++++ Data shown
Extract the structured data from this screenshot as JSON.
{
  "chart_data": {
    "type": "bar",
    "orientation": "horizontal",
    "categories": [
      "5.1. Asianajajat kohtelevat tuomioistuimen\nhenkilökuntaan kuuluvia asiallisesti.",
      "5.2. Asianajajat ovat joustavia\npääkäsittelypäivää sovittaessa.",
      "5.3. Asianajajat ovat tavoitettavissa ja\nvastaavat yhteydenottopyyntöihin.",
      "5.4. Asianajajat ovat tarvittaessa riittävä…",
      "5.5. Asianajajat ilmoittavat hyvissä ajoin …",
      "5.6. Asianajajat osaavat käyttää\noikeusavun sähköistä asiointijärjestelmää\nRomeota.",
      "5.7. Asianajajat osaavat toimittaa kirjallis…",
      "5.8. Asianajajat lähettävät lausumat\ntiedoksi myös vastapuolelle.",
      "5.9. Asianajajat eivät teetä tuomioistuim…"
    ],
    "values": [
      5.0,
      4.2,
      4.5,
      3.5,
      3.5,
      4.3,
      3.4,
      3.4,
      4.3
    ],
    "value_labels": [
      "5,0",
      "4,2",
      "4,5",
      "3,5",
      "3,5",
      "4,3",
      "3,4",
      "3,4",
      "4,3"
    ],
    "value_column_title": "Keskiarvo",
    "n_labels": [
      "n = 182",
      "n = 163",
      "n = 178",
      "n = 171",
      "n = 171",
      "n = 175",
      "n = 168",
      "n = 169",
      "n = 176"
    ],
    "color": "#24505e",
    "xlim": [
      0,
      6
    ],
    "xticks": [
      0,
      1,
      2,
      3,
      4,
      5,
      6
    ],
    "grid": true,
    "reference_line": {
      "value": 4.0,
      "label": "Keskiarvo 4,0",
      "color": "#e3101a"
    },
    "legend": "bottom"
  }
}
++++++++
* [What you are asked to do]: How many lines in the records above hold the word "ovat"? Give only the number.

* [Exercise result]: 3